─── Record excerpts ───

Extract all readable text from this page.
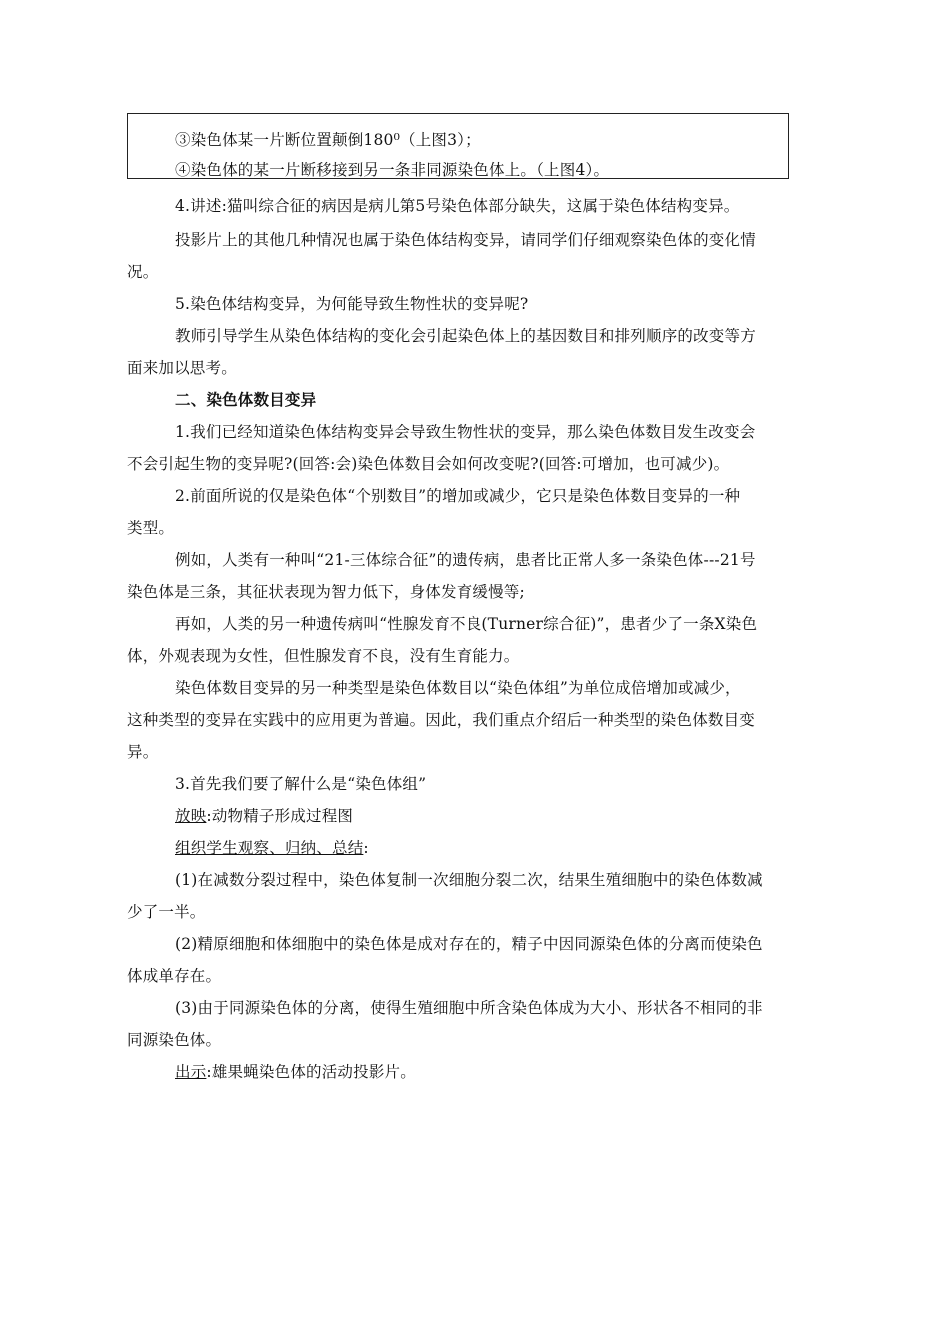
③染色体某一片断位置颠倒180⁰（上图3）；
④染色体的某一片断移接到另一条非同源染色体上。（上图4）。
4.讲述:猫叫综合征的病因是病儿第5号染色体部分缺失，这属于染色体结构变异。
投影片上的其他几种情况也属于染色体结构变异，请同学们仔细观察染色体的变化情
况。
5.染色体结构变异，为何能导致生物性状的变异呢?
教师引导学生从染色体结构的变化会引起染色体上的基因数目和排列顺序的改变等方
面来加以思考。
二、染色体数目变异
1.我们已经知道染色体结构变异会导致生物性状的变异，那么染色体数目发生改变会
不会引起生物的变异呢?(回答:会)染色体数目会如何改变呢?(回答:可增加，也可减少)。
2.前面所说的仅是染色体“个别数目”的增加或减少，它只是染色体数目变异的一种
类型。
例如，人类有一种叫“21-三体综合征”的遗传病，患者比正常人多一条染色体---21号
染色体是三条，其征状表现为智力低下，身体发育缓慢等;
再如，人类的另一种遗传病叫“性腺发育不良(Turner综合征)”，患者少了一条X染色
体，外观表现为女性，但性腺发育不良，没有生育能力。
染色体数目变异的另一种类型是染色体数目以“染色体组”为单位成倍增加或减少，
这种类型的变异在实践中的应用更为普遍。因此，我们重点介绍后一种类型的染色体数目变
异。
3.首先我们要了解什么是“染色体组”
放映:动物精子形成过程图
组织学生观察、归纳、总结:
(1)在减数分裂过程中，染色体复制一次细胞分裂二次，结果生殖细胞中的染色体数减
少了一半。
(2)精原细胞和体细胞中的染色体是成对存在的，精子中因同源染色体的分离而使染色
体成单存在。
(3)由于同源染色体的分离，使得生殖细胞中所含染色体成为大小、形状各不相同的非
同源染色体。
出示:雄果蝇染色体的活动投影片。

───

• [Set task]: Your task is to report how many lines of the material include the string "染色体组". Give the number and no other words.

• [Exercise solution]: 2